++++ DATA ROWS

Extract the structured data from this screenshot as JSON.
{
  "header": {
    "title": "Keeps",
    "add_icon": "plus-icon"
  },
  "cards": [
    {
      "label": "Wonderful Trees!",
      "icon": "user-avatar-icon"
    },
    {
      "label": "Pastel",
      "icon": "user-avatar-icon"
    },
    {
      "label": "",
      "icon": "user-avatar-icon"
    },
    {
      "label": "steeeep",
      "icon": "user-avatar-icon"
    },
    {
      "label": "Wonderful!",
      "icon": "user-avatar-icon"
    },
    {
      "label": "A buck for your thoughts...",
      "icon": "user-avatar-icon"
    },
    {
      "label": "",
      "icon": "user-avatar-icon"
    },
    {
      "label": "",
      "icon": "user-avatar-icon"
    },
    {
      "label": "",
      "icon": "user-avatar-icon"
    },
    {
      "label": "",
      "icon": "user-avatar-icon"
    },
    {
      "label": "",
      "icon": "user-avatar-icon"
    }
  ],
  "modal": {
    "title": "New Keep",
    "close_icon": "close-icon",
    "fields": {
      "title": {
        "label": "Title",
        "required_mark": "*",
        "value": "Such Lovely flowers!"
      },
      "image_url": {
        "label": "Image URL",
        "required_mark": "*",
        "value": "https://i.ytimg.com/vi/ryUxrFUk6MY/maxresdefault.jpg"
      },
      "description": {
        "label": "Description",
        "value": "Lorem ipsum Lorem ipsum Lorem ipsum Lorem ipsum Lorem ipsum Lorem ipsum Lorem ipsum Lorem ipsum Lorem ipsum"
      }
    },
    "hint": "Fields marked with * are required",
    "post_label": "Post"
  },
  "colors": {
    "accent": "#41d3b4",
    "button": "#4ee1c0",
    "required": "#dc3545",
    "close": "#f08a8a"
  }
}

++++++++

- THE TASK
Output the records verbatim, from the first line to the last.

- FULL ANSWER
Extract the structured data from this screenshot as JSON.
{
  "header": {
    "title": "Keeps",
    "add_icon": "plus-icon"
  },
  "cards": [
    {
      "label": "Wonderful Trees!",
      "icon": "user-avatar-icon"
    },
    {
      "label": "Pastel",
      "icon": "user-avatar-icon"
    },
    {
      "label": "",
      "icon": "user-avatar-icon"
    },
    {
      "label": "steeeep",
      "icon": "user-avatar-icon"
    },
    {
      "label": "Wonderful!",
      "icon": "user-avatar-icon"
    },
    {
      "label": "A buck for your thoughts...",
      "icon": "user-avatar-icon"
    },
    {
      "label": "",
      "icon": "user-avatar-icon"
    },
    {
      "label": "",
      "icon": "user-avatar-icon"
    },
    {
      "label": "",
      "icon": "user-avatar-icon"
    },
    {
      "label": "",
      "icon": "user-avatar-icon"
    },
    {
      "label": "",
      "icon": "user-avatar-icon"
    }
  ],
  "modal": {
    "title": "New Keep",
    "close_icon": "close-icon",
    "fields": {
      "title": {
        "label": "Title",
        "required_mark": "*",
        "value": "Such Lovely flowers!"
      },
      "image_url": {
        "label": "Image URL",
        "required_mark": "*",
        "value": "https://i.ytimg.com/vi/ryUxrFUk6MY/maxresdefault.jpg"
      },
      "description": {
        "label": "Description",
        "value": "Lorem ipsum Lorem ipsum Lorem ipsum Lorem ipsum Lorem ipsum Lorem ipsum Lorem ipsum Lorem ipsum Lorem ipsum"
      }
    },
    "hint": "Fields marked with * are required",
    "post_label": "Post"
  },
  "colors": {
    "accent": "#41d3b4",
    "button": "#4ee1c0",
    "required": "#dc3545",
    "close": "#f08a8a"
  }
}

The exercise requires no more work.